--- DATASET RECORDS ---

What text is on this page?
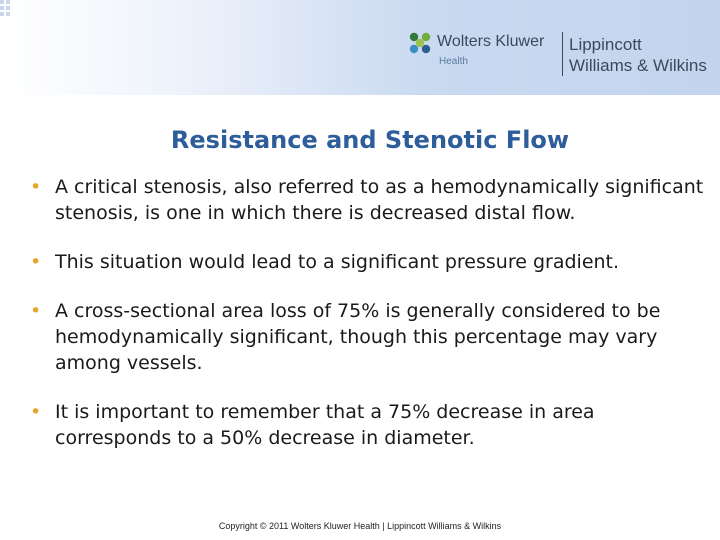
Wolters Kluwer
Health
Lippincott
Williams & Wilkins
Resistance and Stenotic Flow
• A critical stenosis, also referred to as a hemodynamically significant stenosis, is one in which there is decreased distal flow.
• This situation would lead to a significant pressure gradient.
• A cross-sectional area loss of 75% is generally considered to be hemodynamically significant, though this percentage may vary among vessels.
• It is important to remember that a 75% decrease in area corresponds to a 50% decrease in diameter.
Copyright © 2011 Wolters Kluwer Health | Lippincott Williams & Wilkins
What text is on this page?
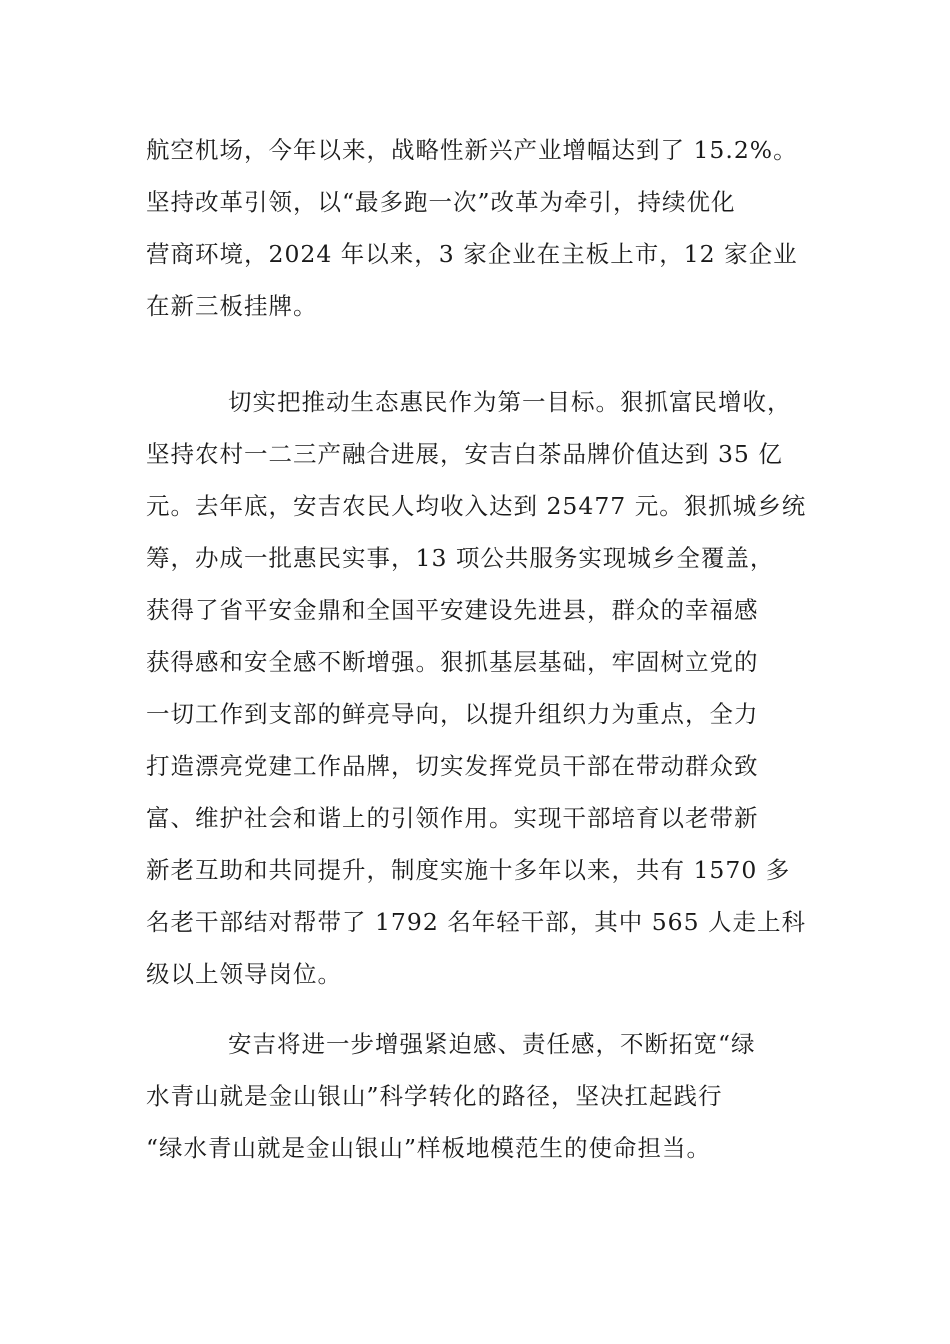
航空机场，今年以来，战略性新兴产业增幅达到了 15.2%。
坚持改革引领，以“最多跑一次”改革为牵引，持续优化
营商环境，2024 年以来，3 家企业在主板上市，12 家企业
在新三板挂牌。
切实把推动生态惠民作为第一目标。狠抓富民增收，
坚持农村一二三产融合进展，安吉白茶品牌价值达到 35 亿
元。去年底，安吉农民人均收入达到 25477 元。狠抓城乡统
筹，办成一批惠民实事，13 项公共服务实现城乡全覆盖，
获得了省平安金鼎和全国平安建设先进县，群众的幸福感
获得感和安全感不断增强。狠抓基层基础，牢固树立党的
一切工作到支部的鲜亮导向，以提升组织力为重点，全力
打造漂亮党建工作品牌，切实发挥党员干部在带动群众致
富、维护社会和谐上的引领作用。实现干部培育以老带新
新老互助和共同提升，制度实施十多年以来，共有 1570 多
名老干部结对帮带了 1792 名年轻干部，其中 565 人走上科
级以上领导岗位。
安吉将进一步增强紧迫感、责任感，不断拓宽“绿
水青山就是金山银山”科学转化的路径，坚决扛起践行
“绿水青山就是金山银山”样板地模范生的使命担当。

---

- TASK BRIEF
Extract every line containing the string "significant" from the data above.

- THE OUTPUT
• A critical stenosis, also referred to as a hemodynamically significant stenosis, is one in which there is decreased distal flow.
• This situation would lead to a significant pressure gradient.
• A cross-sectional area loss of 75% is generally considered to be hemodynamically significant, though this percentage may vary among vessels.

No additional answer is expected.